### Prompt
Repeat the listing in full, word for word.

[Stored entries]
------------------------

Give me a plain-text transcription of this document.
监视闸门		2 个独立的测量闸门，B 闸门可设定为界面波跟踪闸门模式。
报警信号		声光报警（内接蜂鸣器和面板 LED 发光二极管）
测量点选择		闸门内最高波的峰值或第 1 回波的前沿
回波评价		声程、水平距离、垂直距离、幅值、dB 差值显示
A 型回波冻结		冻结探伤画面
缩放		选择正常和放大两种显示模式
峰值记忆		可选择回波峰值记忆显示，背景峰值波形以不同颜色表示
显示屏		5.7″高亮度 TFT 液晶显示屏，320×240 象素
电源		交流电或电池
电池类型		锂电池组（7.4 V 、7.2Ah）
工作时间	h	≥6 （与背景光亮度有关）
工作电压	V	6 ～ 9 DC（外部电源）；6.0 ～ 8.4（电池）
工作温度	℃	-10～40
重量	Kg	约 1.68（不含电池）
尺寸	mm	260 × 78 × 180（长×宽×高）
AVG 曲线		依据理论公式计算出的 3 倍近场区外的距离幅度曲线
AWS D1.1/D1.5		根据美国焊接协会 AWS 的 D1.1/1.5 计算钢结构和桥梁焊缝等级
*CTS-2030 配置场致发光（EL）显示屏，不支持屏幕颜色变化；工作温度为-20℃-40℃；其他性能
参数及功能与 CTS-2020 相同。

------------------------

### Response
Give me a plain-text transcription of this document.
监视闸门		2 个独立的测量闸门，B 闸门可设定为界面波跟踪闸门模式。
报警信号		声光报警（内接蜂鸣器和面板 LED 发光二极管）
测量点选择		闸门内最高波的峰值或第 1 回波的前沿
回波评价		声程、水平距离、垂直距离、幅值、dB 差值显示
A 型回波冻结		冻结探伤画面
缩放		选择正常和放大两种显示模式
峰值记忆		可选择回波峰值记忆显示，背景峰值波形以不同颜色表示
显示屏		5.7″高亮度 TFT 液晶显示屏，320×240 象素
电源		交流电或电池
电池类型		锂电池组（7.4 V 、7.2Ah）
工作时间	h	≥6 （与背景光亮度有关）
工作电压	V	6 ～ 9 DC（外部电源）；6.0 ～ 8.4（电池）
工作温度	℃	-10～40
重量	Kg	约 1.68（不含电池）
尺寸	mm	260 × 78 × 180（长×宽×高）
AVG 曲线		依据理论公式计算出的 3 倍近场区外的距离幅度曲线
AWS D1.1/D1.5		根据美国焊接协会 AWS 的 D1.1/1.5 计算钢结构和桥梁焊缝等级
*CTS-2030 配置场致发光（EL）显示屏，不支持屏幕颜色变化；工作温度为-20℃-40℃；其他性能
参数及功能与 CTS-2020 相同。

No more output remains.